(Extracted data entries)
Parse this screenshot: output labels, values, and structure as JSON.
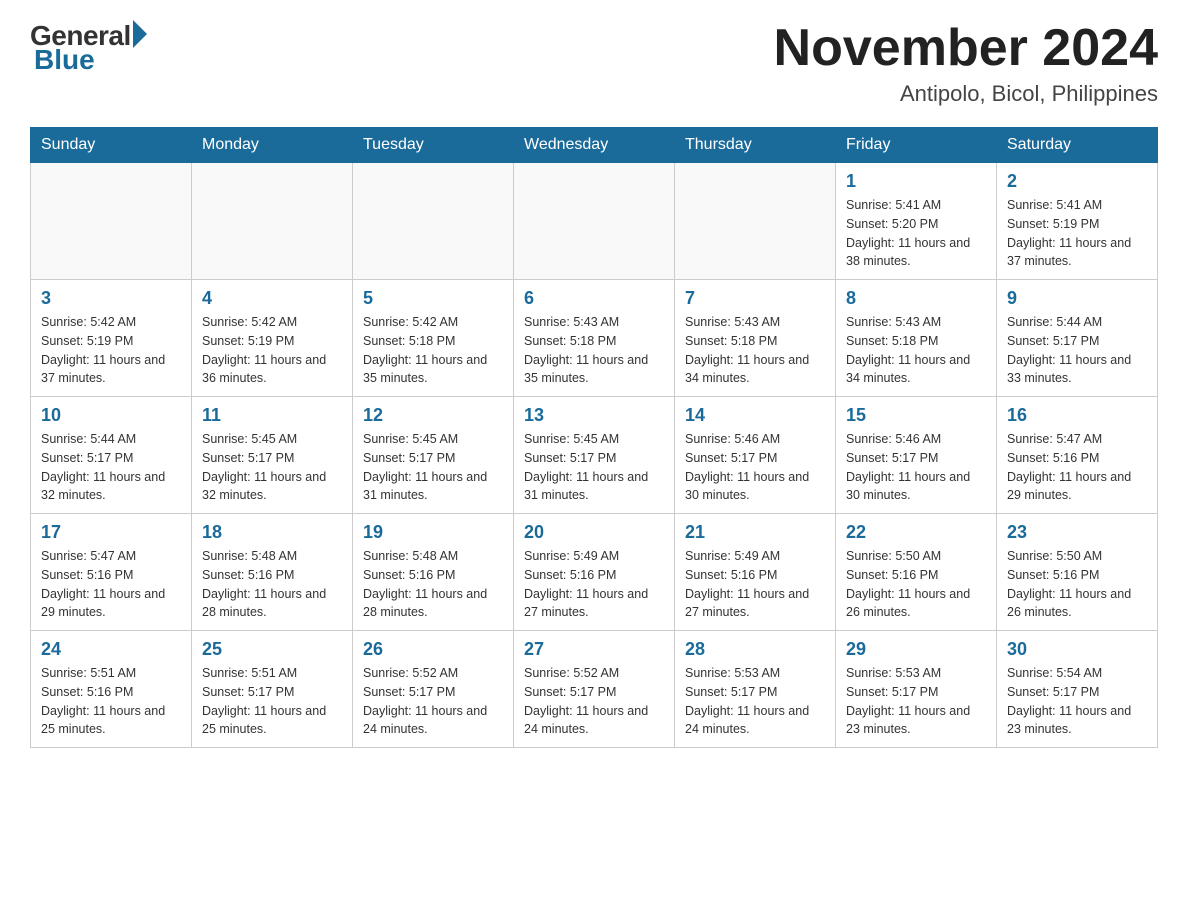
{
  "header": {
    "logo_general": "General",
    "logo_blue": "Blue",
    "month_title": "November 2024",
    "location": "Antipolo, Bicol, Philippines"
  },
  "days_of_week": [
    "Sunday",
    "Monday",
    "Tuesday",
    "Wednesday",
    "Thursday",
    "Friday",
    "Saturday"
  ],
  "weeks": [
    [
      {
        "day": "",
        "info": ""
      },
      {
        "day": "",
        "info": ""
      },
      {
        "day": "",
        "info": ""
      },
      {
        "day": "",
        "info": ""
      },
      {
        "day": "",
        "info": ""
      },
      {
        "day": "1",
        "info": "Sunrise: 5:41 AM\nSunset: 5:20 PM\nDaylight: 11 hours and 38 minutes."
      },
      {
        "day": "2",
        "info": "Sunrise: 5:41 AM\nSunset: 5:19 PM\nDaylight: 11 hours and 37 minutes."
      }
    ],
    [
      {
        "day": "3",
        "info": "Sunrise: 5:42 AM\nSunset: 5:19 PM\nDaylight: 11 hours and 37 minutes."
      },
      {
        "day": "4",
        "info": "Sunrise: 5:42 AM\nSunset: 5:19 PM\nDaylight: 11 hours and 36 minutes."
      },
      {
        "day": "5",
        "info": "Sunrise: 5:42 AM\nSunset: 5:18 PM\nDaylight: 11 hours and 35 minutes."
      },
      {
        "day": "6",
        "info": "Sunrise: 5:43 AM\nSunset: 5:18 PM\nDaylight: 11 hours and 35 minutes."
      },
      {
        "day": "7",
        "info": "Sunrise: 5:43 AM\nSunset: 5:18 PM\nDaylight: 11 hours and 34 minutes."
      },
      {
        "day": "8",
        "info": "Sunrise: 5:43 AM\nSunset: 5:18 PM\nDaylight: 11 hours and 34 minutes."
      },
      {
        "day": "9",
        "info": "Sunrise: 5:44 AM\nSunset: 5:17 PM\nDaylight: 11 hours and 33 minutes."
      }
    ],
    [
      {
        "day": "10",
        "info": "Sunrise: 5:44 AM\nSunset: 5:17 PM\nDaylight: 11 hours and 32 minutes."
      },
      {
        "day": "11",
        "info": "Sunrise: 5:45 AM\nSunset: 5:17 PM\nDaylight: 11 hours and 32 minutes."
      },
      {
        "day": "12",
        "info": "Sunrise: 5:45 AM\nSunset: 5:17 PM\nDaylight: 11 hours and 31 minutes."
      },
      {
        "day": "13",
        "info": "Sunrise: 5:45 AM\nSunset: 5:17 PM\nDaylight: 11 hours and 31 minutes."
      },
      {
        "day": "14",
        "info": "Sunrise: 5:46 AM\nSunset: 5:17 PM\nDaylight: 11 hours and 30 minutes."
      },
      {
        "day": "15",
        "info": "Sunrise: 5:46 AM\nSunset: 5:17 PM\nDaylight: 11 hours and 30 minutes."
      },
      {
        "day": "16",
        "info": "Sunrise: 5:47 AM\nSunset: 5:16 PM\nDaylight: 11 hours and 29 minutes."
      }
    ],
    [
      {
        "day": "17",
        "info": "Sunrise: 5:47 AM\nSunset: 5:16 PM\nDaylight: 11 hours and 29 minutes."
      },
      {
        "day": "18",
        "info": "Sunrise: 5:48 AM\nSunset: 5:16 PM\nDaylight: 11 hours and 28 minutes."
      },
      {
        "day": "19",
        "info": "Sunrise: 5:48 AM\nSunset: 5:16 PM\nDaylight: 11 hours and 28 minutes."
      },
      {
        "day": "20",
        "info": "Sunrise: 5:49 AM\nSunset: 5:16 PM\nDaylight: 11 hours and 27 minutes."
      },
      {
        "day": "21",
        "info": "Sunrise: 5:49 AM\nSunset: 5:16 PM\nDaylight: 11 hours and 27 minutes."
      },
      {
        "day": "22",
        "info": "Sunrise: 5:50 AM\nSunset: 5:16 PM\nDaylight: 11 hours and 26 minutes."
      },
      {
        "day": "23",
        "info": "Sunrise: 5:50 AM\nSunset: 5:16 PM\nDaylight: 11 hours and 26 minutes."
      }
    ],
    [
      {
        "day": "24",
        "info": "Sunrise: 5:51 AM\nSunset: 5:16 PM\nDaylight: 11 hours and 25 minutes."
      },
      {
        "day": "25",
        "info": "Sunrise: 5:51 AM\nSunset: 5:17 PM\nDaylight: 11 hours and 25 minutes."
      },
      {
        "day": "26",
        "info": "Sunrise: 5:52 AM\nSunset: 5:17 PM\nDaylight: 11 hours and 24 minutes."
      },
      {
        "day": "27",
        "info": "Sunrise: 5:52 AM\nSunset: 5:17 PM\nDaylight: 11 hours and 24 minutes."
      },
      {
        "day": "28",
        "info": "Sunrise: 5:53 AM\nSunset: 5:17 PM\nDaylight: 11 hours and 24 minutes."
      },
      {
        "day": "29",
        "info": "Sunrise: 5:53 AM\nSunset: 5:17 PM\nDaylight: 11 hours and 23 minutes."
      },
      {
        "day": "30",
        "info": "Sunrise: 5:54 AM\nSunset: 5:17 PM\nDaylight: 11 hours and 23 minutes."
      }
    ]
  ]
}
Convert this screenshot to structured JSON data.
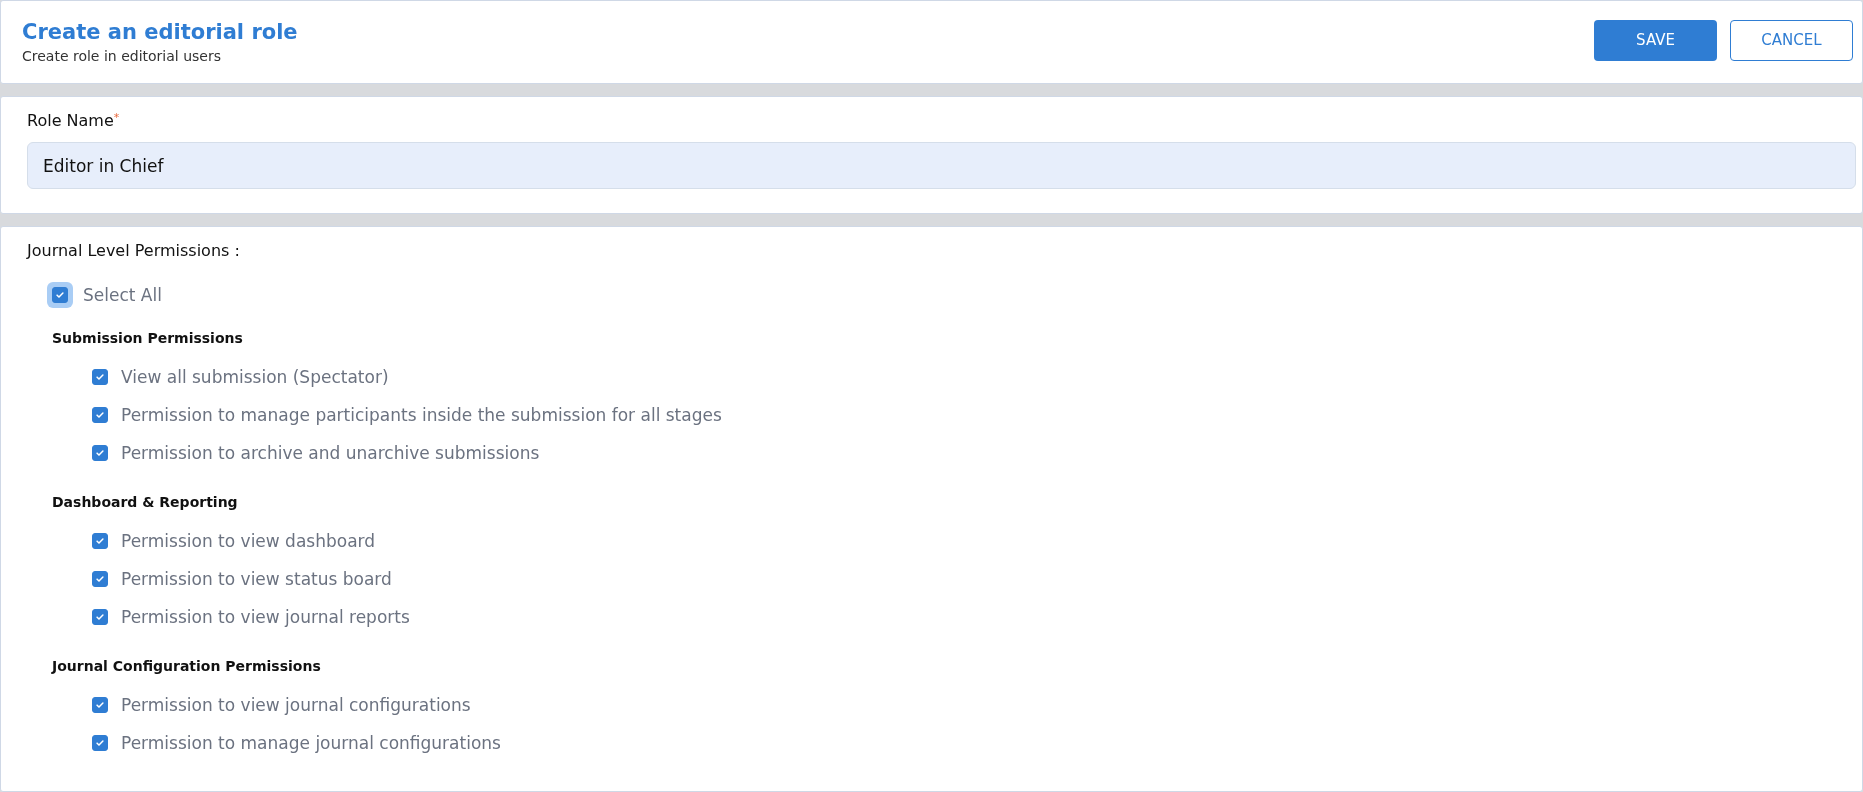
{
  "header": {
    "title": "Create an editorial role",
    "subtitle": "Create role in editorial users",
    "buttons": [
      {
        "label": "SAVE",
        "kind": "primary"
      },
      {
        "label": "CANCEL",
        "kind": "secondary"
      }
    ]
  },
  "role_name": {
    "label": "Role Name",
    "required_mark": "*",
    "value": "Editor in Chief"
  },
  "permissions": {
    "heading": "Journal Level Permissions :",
    "select_all": {
      "label": "Select All",
      "checked": true
    },
    "groups": [
      {
        "title": "Submission Permissions",
        "items": [
          {
            "label": "View all submission (Spectator)",
            "checked": true
          },
          {
            "label": "Permission to manage participants inside the submission for all stages",
            "checked": true
          },
          {
            "label": "Permission to archive and unarchive submissions",
            "checked": true
          }
        ]
      },
      {
        "title": "Dashboard & Reporting",
        "items": [
          {
            "label": "Permission to view dashboard",
            "checked": true
          },
          {
            "label": "Permission to view status board",
            "checked": true
          },
          {
            "label": "Permission to view journal reports",
            "checked": true
          }
        ]
      },
      {
        "title": "Journal Configuration Permissions",
        "items": [
          {
            "label": "Permission to view journal configurations",
            "checked": true
          },
          {
            "label": "Permission to manage journal configurations",
            "checked": true
          }
        ]
      }
    ]
  }
}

→ **OBJECTIVE**
Find the word "manage" in the material, then list each line that holds it.

→ **TASK RESULT**
            "label": "Permission to manage participants inside the submission for all stages",
            "label": "Permission to manage journal configurations",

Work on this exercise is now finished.